Data records:

#####

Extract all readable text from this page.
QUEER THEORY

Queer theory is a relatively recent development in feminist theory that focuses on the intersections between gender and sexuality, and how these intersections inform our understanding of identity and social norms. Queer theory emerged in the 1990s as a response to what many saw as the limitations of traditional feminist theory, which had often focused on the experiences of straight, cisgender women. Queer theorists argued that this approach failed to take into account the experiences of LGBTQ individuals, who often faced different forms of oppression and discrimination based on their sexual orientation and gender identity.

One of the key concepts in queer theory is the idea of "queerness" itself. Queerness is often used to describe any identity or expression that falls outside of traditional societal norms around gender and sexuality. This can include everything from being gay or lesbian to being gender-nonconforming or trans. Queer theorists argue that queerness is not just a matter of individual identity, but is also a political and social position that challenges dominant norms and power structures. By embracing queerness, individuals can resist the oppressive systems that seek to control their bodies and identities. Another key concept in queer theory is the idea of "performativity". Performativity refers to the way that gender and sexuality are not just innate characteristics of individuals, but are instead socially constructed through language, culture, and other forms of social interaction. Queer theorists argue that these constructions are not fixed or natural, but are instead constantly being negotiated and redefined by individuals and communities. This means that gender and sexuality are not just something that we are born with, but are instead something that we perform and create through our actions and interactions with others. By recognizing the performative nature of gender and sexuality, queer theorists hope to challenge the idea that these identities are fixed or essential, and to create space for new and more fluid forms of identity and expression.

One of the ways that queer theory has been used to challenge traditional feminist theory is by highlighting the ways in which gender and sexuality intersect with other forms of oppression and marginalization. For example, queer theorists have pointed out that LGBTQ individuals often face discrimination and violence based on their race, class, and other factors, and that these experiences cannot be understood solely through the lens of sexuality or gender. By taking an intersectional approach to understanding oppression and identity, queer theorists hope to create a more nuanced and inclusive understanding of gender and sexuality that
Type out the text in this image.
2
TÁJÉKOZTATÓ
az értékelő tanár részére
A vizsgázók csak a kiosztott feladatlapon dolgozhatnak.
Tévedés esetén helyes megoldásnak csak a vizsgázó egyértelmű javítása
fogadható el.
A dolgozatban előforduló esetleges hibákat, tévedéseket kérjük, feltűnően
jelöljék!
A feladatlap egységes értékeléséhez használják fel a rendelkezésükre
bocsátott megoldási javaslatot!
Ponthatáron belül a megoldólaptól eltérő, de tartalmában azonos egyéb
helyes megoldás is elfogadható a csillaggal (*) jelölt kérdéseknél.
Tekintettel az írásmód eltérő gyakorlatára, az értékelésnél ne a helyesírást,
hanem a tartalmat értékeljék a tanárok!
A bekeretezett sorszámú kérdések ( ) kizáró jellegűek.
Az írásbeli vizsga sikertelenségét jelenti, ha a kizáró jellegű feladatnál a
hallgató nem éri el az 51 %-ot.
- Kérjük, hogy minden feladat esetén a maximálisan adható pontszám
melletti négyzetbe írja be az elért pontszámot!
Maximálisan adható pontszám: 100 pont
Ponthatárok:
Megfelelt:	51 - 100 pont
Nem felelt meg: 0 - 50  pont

#####

--- GIVEN REQUEST ---
Which lines in the records above contain the string "csak"? Copy each one.

--- FINISHED TASK ---
A vizsgázók csak a kiosztott feladatlapon dolgozhatnak.
Tévedés esetén helyes megoldásnak csak a vizsgázó egyértelmű javítása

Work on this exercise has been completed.